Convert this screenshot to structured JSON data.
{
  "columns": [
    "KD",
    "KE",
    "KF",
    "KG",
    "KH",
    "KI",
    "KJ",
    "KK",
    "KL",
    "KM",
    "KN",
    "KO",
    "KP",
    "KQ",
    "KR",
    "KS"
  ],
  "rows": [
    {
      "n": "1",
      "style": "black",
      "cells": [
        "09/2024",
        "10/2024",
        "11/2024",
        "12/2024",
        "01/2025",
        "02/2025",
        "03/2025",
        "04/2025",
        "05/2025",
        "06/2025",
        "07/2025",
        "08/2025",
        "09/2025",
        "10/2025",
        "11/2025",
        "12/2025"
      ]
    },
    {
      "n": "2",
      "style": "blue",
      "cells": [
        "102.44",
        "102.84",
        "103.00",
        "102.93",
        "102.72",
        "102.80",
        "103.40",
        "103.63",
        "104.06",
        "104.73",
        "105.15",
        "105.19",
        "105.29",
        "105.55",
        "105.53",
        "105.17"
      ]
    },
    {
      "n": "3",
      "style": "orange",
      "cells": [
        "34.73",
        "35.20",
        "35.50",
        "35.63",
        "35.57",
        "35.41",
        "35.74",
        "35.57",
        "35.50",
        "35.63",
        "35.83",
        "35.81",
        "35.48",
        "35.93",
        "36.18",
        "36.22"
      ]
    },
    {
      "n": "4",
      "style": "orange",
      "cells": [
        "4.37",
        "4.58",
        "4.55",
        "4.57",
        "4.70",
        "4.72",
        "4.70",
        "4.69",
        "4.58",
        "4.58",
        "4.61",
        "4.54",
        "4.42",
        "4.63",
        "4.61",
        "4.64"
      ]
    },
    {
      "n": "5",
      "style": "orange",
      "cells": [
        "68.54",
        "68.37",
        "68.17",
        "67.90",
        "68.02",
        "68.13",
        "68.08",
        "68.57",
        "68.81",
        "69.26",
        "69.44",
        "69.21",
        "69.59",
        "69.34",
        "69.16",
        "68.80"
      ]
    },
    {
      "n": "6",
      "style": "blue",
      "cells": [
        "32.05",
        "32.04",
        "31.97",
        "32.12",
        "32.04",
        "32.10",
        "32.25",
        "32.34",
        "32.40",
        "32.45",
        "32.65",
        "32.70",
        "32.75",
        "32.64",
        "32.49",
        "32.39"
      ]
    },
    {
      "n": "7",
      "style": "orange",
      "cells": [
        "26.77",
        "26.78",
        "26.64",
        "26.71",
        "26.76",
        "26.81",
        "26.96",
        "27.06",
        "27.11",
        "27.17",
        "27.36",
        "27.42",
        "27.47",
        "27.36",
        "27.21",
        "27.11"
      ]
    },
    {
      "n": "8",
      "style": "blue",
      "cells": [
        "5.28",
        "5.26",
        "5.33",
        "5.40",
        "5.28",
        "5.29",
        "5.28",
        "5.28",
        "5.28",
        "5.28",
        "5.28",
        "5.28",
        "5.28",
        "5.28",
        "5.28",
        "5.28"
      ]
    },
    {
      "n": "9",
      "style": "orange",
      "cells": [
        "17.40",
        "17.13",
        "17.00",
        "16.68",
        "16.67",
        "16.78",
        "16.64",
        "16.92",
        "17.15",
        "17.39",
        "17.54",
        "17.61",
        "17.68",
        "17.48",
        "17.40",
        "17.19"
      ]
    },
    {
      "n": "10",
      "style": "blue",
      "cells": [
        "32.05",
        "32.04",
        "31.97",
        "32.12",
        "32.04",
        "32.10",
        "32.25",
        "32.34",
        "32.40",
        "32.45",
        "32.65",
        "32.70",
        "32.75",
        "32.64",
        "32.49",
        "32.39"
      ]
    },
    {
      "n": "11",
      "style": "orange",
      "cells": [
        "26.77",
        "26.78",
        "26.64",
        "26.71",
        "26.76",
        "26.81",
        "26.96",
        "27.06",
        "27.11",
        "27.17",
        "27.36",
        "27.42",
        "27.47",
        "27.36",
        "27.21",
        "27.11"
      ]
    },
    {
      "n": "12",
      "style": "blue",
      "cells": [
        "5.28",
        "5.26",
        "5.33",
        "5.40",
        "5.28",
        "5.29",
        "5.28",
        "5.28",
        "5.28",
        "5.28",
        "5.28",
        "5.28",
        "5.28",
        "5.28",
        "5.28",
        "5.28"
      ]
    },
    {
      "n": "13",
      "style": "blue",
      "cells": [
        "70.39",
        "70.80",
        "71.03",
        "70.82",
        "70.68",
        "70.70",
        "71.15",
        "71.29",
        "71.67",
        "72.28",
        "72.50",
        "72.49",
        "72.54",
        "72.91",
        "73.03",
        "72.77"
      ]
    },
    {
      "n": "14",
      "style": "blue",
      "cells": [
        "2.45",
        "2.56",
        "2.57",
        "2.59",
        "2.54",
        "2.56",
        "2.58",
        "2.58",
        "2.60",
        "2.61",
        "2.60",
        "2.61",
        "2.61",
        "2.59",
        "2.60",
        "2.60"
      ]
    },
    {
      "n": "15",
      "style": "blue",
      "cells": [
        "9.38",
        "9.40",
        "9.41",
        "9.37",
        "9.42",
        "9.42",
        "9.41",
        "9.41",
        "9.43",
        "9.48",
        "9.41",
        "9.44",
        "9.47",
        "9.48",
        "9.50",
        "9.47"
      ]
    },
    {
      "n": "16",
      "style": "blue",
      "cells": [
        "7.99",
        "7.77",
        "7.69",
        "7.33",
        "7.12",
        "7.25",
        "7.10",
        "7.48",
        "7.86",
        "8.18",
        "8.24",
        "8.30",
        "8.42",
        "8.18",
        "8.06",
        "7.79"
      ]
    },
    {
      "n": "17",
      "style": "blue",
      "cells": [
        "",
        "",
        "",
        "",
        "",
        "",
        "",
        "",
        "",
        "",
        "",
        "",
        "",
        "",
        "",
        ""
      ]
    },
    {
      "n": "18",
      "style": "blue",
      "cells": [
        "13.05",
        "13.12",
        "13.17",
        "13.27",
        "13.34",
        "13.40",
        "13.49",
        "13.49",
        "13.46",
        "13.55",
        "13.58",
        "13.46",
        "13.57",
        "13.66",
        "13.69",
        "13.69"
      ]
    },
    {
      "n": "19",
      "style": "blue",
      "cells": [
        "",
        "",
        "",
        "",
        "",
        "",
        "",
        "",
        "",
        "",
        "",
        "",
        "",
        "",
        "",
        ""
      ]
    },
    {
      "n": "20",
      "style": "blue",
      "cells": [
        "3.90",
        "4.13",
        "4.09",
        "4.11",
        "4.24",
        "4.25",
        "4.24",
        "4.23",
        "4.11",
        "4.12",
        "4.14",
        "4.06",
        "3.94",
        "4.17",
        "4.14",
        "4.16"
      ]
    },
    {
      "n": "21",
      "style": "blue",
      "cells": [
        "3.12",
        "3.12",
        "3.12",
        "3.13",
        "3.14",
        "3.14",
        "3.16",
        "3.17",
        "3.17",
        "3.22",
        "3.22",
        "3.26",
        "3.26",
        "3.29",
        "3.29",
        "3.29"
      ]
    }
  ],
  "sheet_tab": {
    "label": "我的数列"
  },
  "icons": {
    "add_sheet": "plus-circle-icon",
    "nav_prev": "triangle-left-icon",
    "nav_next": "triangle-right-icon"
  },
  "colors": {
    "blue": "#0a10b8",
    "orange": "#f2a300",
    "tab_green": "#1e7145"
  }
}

● Work required
Extract the entries above verbatim.

● Task response
Convert this screenshot to structured JSON data.
{
  "columns": [
    "KD",
    "KE",
    "KF",
    "KG",
    "KH",
    "KI",
    "KJ",
    "KK",
    "KL",
    "KM",
    "KN",
    "KO",
    "KP",
    "KQ",
    "KR",
    "KS"
  ],
  "rows": [
    {
      "n": "1",
      "style": "black",
      "cells": [
        "09/2024",
        "10/2024",
        "11/2024",
        "12/2024",
        "01/2025",
        "02/2025",
        "03/2025",
        "04/2025",
        "05/2025",
        "06/2025",
        "07/2025",
        "08/2025",
        "09/2025",
        "10/2025",
        "11/2025",
        "12/2025"
      ]
    },
    {
      "n": "2",
      "style": "blue",
      "cells": [
        "102.44",
        "102.84",
        "103.00",
        "102.93",
        "102.72",
        "102.80",
        "103.40",
        "103.63",
        "104.06",
        "104.73",
        "105.15",
        "105.19",
        "105.29",
        "105.55",
        "105.53",
        "105.17"
      ]
    },
    {
      "n": "3",
      "style": "orange",
      "cells": [
        "34.73",
        "35.20",
        "35.50",
        "35.63",
        "35.57",
        "35.41",
        "35.74",
        "35.57",
        "35.50",
        "35.63",
        "35.83",
        "35.81",
        "35.48",
        "35.93",
        "36.18",
        "36.22"
      ]
    },
    {
      "n": "4",
      "style": "orange",
      "cells": [
        "4.37",
        "4.58",
        "4.55",
        "4.57",
        "4.70",
        "4.72",
        "4.70",
        "4.69",
        "4.58",
        "4.58",
        "4.61",
        "4.54",
        "4.42",
        "4.63",
        "4.61",
        "4.64"
      ]
    },
    {
      "n": "5",
      "style": "orange",
      "cells": [
        "68.54",
        "68.37",
        "68.17",
        "67.90",
        "68.02",
        "68.13",
        "68.08",
        "68.57",
        "68.81",
        "69.26",
        "69.44",
        "69.21",
        "69.59",
        "69.34",
        "69.16",
        "68.80"
      ]
    },
    {
      "n": "6",
      "style": "blue",
      "cells": [
        "32.05",
        "32.04",
        "31.97",
        "32.12",
        "32.04",
        "32.10",
        "32.25",
        "32.34",
        "32.40",
        "32.45",
        "32.65",
        "32.70",
        "32.75",
        "32.64",
        "32.49",
        "32.39"
      ]
    },
    {
      "n": "7",
      "style": "orange",
      "cells": [
        "26.77",
        "26.78",
        "26.64",
        "26.71",
        "26.76",
        "26.81",
        "26.96",
        "27.06",
        "27.11",
        "27.17",
        "27.36",
        "27.42",
        "27.47",
        "27.36",
        "27.21",
        "27.11"
      ]
    },
    {
      "n": "8",
      "style": "blue",
      "cells": [
        "5.28",
        "5.26",
        "5.33",
        "5.40",
        "5.28",
        "5.29",
        "5.28",
        "5.28",
        "5.28",
        "5.28",
        "5.28",
        "5.28",
        "5.28",
        "5.28",
        "5.28",
        "5.28"
      ]
    },
    {
      "n": "9",
      "style": "orange",
      "cells": [
        "17.40",
        "17.13",
        "17.00",
        "16.68",
        "16.67",
        "16.78",
        "16.64",
        "16.92",
        "17.15",
        "17.39",
        "17.54",
        "17.61",
        "17.68",
        "17.48",
        "17.40",
        "17.19"
      ]
    },
    {
      "n": "10",
      "style": "blue",
      "cells": [
        "32.05",
        "32.04",
        "31.97",
        "32.12",
        "32.04",
        "32.10",
        "32.25",
        "32.34",
        "32.40",
        "32.45",
        "32.65",
        "32.70",
        "32.75",
        "32.64",
        "32.49",
        "32.39"
      ]
    },
    {
      "n": "11",
      "style": "orange",
      "cells": [
        "26.77",
        "26.78",
        "26.64",
        "26.71",
        "26.76",
        "26.81",
        "26.96",
        "27.06",
        "27.11",
        "27.17",
        "27.36",
        "27.42",
        "27.47",
        "27.36",
        "27.21",
        "27.11"
      ]
    },
    {
      "n": "12",
      "style": "blue",
      "cells": [
        "5.28",
        "5.26",
        "5.33",
        "5.40",
        "5.28",
        "5.29",
        "5.28",
        "5.28",
        "5.28",
        "5.28",
        "5.28",
        "5.28",
        "5.28",
        "5.28",
        "5.28",
        "5.28"
      ]
    },
    {
      "n": "13",
      "style": "blue",
      "cells": [
        "70.39",
        "70.80",
        "71.03",
        "70.82",
        "70.68",
        "70.70",
        "71.15",
        "71.29",
        "71.67",
        "72.28",
        "72.50",
        "72.49",
        "72.54",
        "72.91",
        "73.03",
        "72.77"
      ]
    },
    {
      "n": "14",
      "style": "blue",
      "cells": [
        "2.45",
        "2.56",
        "2.57",
        "2.59",
        "2.54",
        "2.56",
        "2.58",
        "2.58",
        "2.60",
        "2.61",
        "2.60",
        "2.61",
        "2.61",
        "2.59",
        "2.60",
        "2.60"
      ]
    },
    {
      "n": "15",
      "style": "blue",
      "cells": [
        "9.38",
        "9.40",
        "9.41",
        "9.37",
        "9.42",
        "9.42",
        "9.41",
        "9.41",
        "9.43",
        "9.48",
        "9.41",
        "9.44",
        "9.47",
        "9.48",
        "9.50",
        "9.47"
      ]
    },
    {
      "n": "16",
      "style": "blue",
      "cells": [
        "7.99",
        "7.77",
        "7.69",
        "7.33",
        "7.12",
        "7.25",
        "7.10",
        "7.48",
        "7.86",
        "8.18",
        "8.24",
        "8.30",
        "8.42",
        "8.18",
        "8.06",
        "7.79"
      ]
    },
    {
      "n": "17",
      "style": "blue",
      "cells": [
        "",
        "",
        "",
        "",
        "",
        "",
        "",
        "",
        "",
        "",
        "",
        "",
        "",
        "",
        "",
        ""
      ]
    },
    {
      "n": "18",
      "style": "blue",
      "cells": [
        "13.05",
        "13.12",
        "13.17",
        "13.27",
        "13.34",
        "13.40",
        "13.49",
        "13.49",
        "13.46",
        "13.55",
        "13.58",
        "13.46",
        "13.57",
        "13.66",
        "13.69",
        "13.69"
      ]
    },
    {
      "n": "19",
      "style": "blue",
      "cells": [
        "",
        "",
        "",
        "",
        "",
        "",
        "",
        "",
        "",
        "",
        "",
        "",
        "",
        "",
        "",
        ""
      ]
    },
    {
      "n": "20",
      "style": "blue",
      "cells": [
        "3.90",
        "4.13",
        "4.09",
        "4.11",
        "4.24",
        "4.25",
        "4.24",
        "4.23",
        "4.11",
        "4.12",
        "4.14",
        "4.06",
        "3.94",
        "4.17",
        "4.14",
        "4.16"
      ]
    },
    {
      "n": "21",
      "style": "blue",
      "cells": [
        "3.12",
        "3.12",
        "3.12",
        "3.13",
        "3.14",
        "3.14",
        "3.16",
        "3.17",
        "3.17",
        "3.22",
        "3.22",
        "3.26",
        "3.26",
        "3.29",
        "3.29",
        "3.29"
      ]
    }
  ],
  "sheet_tab": {
    "label": "我的数列"
  },
  "icons": {
    "add_sheet": "plus-circle-icon",
    "nav_prev": "triangle-left-icon",
    "nav_next": "triangle-right-icon"
  },
  "colors": {
    "blue": "#0a10b8",
    "orange": "#f2a300",
    "tab_green": "#1e7145"
  }
}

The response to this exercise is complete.